__GIVEN EXERCISE__:
Every record below is to be retyped exactly.

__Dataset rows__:
◇ ◇ ◇ ◇ ◇ ◇ ◇

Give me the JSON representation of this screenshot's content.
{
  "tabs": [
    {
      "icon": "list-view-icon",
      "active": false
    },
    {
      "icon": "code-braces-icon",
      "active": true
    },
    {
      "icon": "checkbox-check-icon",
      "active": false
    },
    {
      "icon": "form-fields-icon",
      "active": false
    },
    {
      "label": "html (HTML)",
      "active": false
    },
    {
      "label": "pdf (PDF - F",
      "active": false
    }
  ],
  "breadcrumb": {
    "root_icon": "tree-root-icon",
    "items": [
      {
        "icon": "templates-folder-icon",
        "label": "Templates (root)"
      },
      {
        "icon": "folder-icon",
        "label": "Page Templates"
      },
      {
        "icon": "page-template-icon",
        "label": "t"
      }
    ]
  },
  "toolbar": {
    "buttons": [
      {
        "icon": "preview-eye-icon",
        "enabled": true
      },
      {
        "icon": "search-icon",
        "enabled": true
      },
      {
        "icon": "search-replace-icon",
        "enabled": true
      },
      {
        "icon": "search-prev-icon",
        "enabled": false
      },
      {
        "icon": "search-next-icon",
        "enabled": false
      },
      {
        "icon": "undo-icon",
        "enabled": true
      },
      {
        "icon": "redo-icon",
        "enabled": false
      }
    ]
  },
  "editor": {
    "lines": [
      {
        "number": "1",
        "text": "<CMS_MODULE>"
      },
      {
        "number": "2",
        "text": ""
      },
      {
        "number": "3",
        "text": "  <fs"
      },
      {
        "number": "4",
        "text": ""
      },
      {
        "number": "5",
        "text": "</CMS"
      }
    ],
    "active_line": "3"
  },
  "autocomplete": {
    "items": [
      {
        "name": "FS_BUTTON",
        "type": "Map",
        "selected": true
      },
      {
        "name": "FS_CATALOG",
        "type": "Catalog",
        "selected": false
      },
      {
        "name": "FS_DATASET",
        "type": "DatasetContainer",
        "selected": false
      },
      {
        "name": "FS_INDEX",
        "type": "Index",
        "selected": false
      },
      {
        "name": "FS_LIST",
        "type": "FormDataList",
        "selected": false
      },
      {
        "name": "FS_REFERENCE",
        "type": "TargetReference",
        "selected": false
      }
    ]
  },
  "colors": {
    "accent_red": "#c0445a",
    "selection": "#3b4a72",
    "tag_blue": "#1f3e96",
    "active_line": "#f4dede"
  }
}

◇ ◇ ◇ ◇ ◇ ◇ ◇

__RESULT__:
Give me the JSON representation of this screenshot's content.
{
  "tabs": [
    {
      "icon": "list-view-icon",
      "active": false
    },
    {
      "icon": "code-braces-icon",
      "active": true
    },
    {
      "icon": "checkbox-check-icon",
      "active": false
    },
    {
      "icon": "form-fields-icon",
      "active": false
    },
    {
      "label": "html (HTML)",
      "active": false
    },
    {
      "label": "pdf (PDF - F",
      "active": false
    }
  ],
  "breadcrumb": {
    "root_icon": "tree-root-icon",
    "items": [
      {
        "icon": "templates-folder-icon",
        "label": "Templates (root)"
      },
      {
        "icon": "folder-icon",
        "label": "Page Templates"
      },
      {
        "icon": "page-template-icon",
        "label": "t"
      }
    ]
  },
  "toolbar": {
    "buttons": [
      {
        "icon": "preview-eye-icon",
        "enabled": true
      },
      {
        "icon": "search-icon",
        "enabled": true
      },
      {
        "icon": "search-replace-icon",
        "enabled": true
      },
      {
        "icon": "search-prev-icon",
        "enabled": false
      },
      {
        "icon": "search-next-icon",
        "enabled": false
      },
      {
        "icon": "undo-icon",
        "enabled": true
      },
      {
        "icon": "redo-icon",
        "enabled": false
      }
    ]
  },
  "editor": {
    "lines": [
      {
        "number": "1",
        "text": "<CMS_MODULE>"
      },
      {
        "number": "2",
        "text": ""
      },
      {
        "number": "3",
        "text": "  <fs"
      },
      {
        "number": "4",
        "text": ""
      },
      {
        "number": "5",
        "text": "</CMS"
      }
    ],
    "active_line": "3"
  },
  "autocomplete": {
    "items": [
      {
        "name": "FS_BUTTON",
        "type": "Map",
        "selected": true
      },
      {
        "name": "FS_CATALOG",
        "type": "Catalog",
        "selected": false
      },
      {
        "name": "FS_DATASET",
        "type": "DatasetContainer",
        "selected": false
      },
      {
        "name": "FS_INDEX",
        "type": "Index",
        "selected": false
      },
      {
        "name": "FS_LIST",
        "type": "FormDataList",
        "selected": false
      },
      {
        "name": "FS_REFERENCE",
        "type": "TargetReference",
        "selected": false
      }
    ]
  },
  "colors": {
    "accent_red": "#c0445a",
    "selection": "#3b4a72",
    "tag_blue": "#1f3e96",
    "active_line": "#f4dede"
  }
}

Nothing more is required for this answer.